### [RECORDS TO USE]
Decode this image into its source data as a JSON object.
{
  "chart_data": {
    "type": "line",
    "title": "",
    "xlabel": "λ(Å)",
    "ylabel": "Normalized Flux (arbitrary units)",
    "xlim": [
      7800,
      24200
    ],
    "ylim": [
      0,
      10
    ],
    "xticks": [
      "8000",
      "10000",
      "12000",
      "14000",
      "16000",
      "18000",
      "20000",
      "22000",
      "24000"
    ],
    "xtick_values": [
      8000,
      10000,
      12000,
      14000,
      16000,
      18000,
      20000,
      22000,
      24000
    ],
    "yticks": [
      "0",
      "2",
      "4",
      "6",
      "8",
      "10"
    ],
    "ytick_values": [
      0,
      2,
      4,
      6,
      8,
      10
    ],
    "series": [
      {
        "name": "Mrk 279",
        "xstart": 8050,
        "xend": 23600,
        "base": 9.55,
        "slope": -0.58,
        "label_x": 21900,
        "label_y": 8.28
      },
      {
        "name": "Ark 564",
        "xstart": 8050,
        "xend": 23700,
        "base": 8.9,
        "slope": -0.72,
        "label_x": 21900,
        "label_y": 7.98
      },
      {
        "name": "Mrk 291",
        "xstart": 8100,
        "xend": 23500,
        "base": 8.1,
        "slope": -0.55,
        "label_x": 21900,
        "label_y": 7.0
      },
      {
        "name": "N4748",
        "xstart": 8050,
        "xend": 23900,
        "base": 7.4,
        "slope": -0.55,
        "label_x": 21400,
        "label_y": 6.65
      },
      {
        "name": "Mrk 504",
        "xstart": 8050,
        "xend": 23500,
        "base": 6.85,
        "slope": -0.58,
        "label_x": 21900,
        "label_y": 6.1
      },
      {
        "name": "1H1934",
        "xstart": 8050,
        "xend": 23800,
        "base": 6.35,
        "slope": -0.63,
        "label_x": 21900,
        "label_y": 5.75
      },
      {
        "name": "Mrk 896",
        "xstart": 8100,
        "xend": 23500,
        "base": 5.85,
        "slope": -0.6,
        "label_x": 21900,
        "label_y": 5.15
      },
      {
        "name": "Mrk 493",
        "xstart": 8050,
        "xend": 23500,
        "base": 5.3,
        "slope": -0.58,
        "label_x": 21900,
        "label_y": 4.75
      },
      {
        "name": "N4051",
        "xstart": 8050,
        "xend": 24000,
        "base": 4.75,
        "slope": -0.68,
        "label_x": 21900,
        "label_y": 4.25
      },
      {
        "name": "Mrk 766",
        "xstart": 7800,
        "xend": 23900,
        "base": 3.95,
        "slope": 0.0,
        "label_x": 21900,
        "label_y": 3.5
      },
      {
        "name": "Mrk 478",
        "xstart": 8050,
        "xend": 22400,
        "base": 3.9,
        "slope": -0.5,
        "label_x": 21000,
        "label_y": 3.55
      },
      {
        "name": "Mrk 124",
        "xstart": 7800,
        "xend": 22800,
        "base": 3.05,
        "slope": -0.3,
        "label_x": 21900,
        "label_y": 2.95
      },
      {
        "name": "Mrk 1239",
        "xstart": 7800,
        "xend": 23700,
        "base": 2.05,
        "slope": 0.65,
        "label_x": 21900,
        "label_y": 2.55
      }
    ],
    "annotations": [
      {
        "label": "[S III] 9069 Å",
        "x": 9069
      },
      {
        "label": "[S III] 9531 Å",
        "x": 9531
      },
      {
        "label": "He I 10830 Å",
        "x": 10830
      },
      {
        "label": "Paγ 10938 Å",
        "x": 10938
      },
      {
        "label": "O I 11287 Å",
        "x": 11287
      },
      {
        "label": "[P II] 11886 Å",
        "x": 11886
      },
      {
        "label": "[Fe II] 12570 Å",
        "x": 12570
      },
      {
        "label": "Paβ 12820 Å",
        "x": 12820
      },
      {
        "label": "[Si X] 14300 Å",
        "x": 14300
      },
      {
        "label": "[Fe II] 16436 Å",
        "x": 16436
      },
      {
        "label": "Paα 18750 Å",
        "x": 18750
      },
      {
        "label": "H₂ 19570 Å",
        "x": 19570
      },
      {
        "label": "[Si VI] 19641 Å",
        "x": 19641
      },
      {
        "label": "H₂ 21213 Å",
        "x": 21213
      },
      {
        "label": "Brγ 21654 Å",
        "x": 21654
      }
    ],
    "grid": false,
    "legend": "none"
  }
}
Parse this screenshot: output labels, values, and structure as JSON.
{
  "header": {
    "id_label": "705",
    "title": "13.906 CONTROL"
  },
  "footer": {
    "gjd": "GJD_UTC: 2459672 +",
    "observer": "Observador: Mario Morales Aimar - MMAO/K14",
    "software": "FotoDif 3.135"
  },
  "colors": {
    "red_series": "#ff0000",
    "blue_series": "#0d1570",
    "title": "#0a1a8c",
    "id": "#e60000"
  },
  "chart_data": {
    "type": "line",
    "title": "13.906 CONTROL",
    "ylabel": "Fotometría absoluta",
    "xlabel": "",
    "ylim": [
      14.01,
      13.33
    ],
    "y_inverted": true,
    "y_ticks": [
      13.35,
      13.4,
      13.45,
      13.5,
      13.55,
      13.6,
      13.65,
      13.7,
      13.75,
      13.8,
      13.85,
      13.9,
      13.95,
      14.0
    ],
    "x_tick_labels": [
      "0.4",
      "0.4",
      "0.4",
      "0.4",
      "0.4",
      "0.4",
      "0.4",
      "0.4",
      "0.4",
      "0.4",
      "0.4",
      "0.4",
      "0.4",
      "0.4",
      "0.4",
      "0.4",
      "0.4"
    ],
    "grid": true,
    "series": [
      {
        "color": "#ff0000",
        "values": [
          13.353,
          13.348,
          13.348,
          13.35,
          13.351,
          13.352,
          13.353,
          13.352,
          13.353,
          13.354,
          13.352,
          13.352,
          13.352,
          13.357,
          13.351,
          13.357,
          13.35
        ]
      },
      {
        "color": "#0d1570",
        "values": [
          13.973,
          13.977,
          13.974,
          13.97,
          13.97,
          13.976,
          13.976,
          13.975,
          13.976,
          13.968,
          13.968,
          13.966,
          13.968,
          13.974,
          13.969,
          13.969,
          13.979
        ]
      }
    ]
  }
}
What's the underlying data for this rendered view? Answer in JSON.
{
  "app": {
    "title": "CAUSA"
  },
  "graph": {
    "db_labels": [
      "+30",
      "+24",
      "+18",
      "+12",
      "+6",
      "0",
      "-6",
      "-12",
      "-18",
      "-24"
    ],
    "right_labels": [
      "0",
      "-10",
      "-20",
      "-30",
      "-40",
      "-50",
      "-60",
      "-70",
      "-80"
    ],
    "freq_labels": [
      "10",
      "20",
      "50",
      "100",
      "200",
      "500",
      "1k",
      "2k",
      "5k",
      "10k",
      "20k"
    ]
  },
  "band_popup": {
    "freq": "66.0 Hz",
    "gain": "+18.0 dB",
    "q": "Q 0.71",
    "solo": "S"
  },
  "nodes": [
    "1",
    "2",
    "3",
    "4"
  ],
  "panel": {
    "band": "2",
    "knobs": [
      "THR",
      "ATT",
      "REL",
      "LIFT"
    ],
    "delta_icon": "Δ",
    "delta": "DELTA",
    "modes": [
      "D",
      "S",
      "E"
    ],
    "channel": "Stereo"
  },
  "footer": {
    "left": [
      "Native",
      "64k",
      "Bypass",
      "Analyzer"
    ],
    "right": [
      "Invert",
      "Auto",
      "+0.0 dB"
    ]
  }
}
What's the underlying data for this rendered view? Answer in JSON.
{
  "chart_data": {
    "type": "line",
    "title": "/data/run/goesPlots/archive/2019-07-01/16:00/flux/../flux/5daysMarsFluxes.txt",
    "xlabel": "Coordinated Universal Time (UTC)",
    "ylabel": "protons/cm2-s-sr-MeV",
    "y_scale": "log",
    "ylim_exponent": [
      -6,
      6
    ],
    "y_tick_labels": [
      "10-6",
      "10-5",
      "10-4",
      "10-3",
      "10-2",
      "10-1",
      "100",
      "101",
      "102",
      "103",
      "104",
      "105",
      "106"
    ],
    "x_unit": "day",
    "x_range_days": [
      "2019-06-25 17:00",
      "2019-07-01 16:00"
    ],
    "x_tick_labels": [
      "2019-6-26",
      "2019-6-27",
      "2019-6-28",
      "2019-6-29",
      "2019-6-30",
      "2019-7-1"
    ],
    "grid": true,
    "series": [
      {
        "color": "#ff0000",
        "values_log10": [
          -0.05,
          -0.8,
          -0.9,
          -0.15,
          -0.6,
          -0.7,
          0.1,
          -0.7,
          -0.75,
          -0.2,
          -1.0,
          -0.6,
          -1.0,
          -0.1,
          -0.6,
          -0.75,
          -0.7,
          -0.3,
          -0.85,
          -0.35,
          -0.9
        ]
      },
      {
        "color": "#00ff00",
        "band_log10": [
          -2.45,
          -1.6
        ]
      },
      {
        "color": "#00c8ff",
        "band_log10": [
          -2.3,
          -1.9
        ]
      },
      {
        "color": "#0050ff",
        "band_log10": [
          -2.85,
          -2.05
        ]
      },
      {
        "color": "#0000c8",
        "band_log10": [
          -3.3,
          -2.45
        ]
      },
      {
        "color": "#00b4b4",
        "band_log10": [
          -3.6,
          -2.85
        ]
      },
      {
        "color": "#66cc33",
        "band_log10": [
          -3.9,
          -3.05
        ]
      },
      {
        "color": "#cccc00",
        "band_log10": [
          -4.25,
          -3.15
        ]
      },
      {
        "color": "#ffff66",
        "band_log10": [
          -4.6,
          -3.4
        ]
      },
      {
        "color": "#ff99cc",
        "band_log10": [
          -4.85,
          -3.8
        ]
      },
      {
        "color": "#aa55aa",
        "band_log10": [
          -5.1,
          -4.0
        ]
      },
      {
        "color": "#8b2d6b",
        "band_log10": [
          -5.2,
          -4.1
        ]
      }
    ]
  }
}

### [REQUIREMENT]
Which lines hold the word "title"? Copy every one of them.

### [OUTPUT OF THE TASK]
    "title": "",
    "title": "13.906 CONTROL"
    "title": "#0a1a8c",
    "title": "13.906 CONTROL",
    "title": "CAUSA"
    "title": "/data/run/goesPlots/archive/2019-07-01/16:00/flux/../flux/5daysMarsFluxes.txt",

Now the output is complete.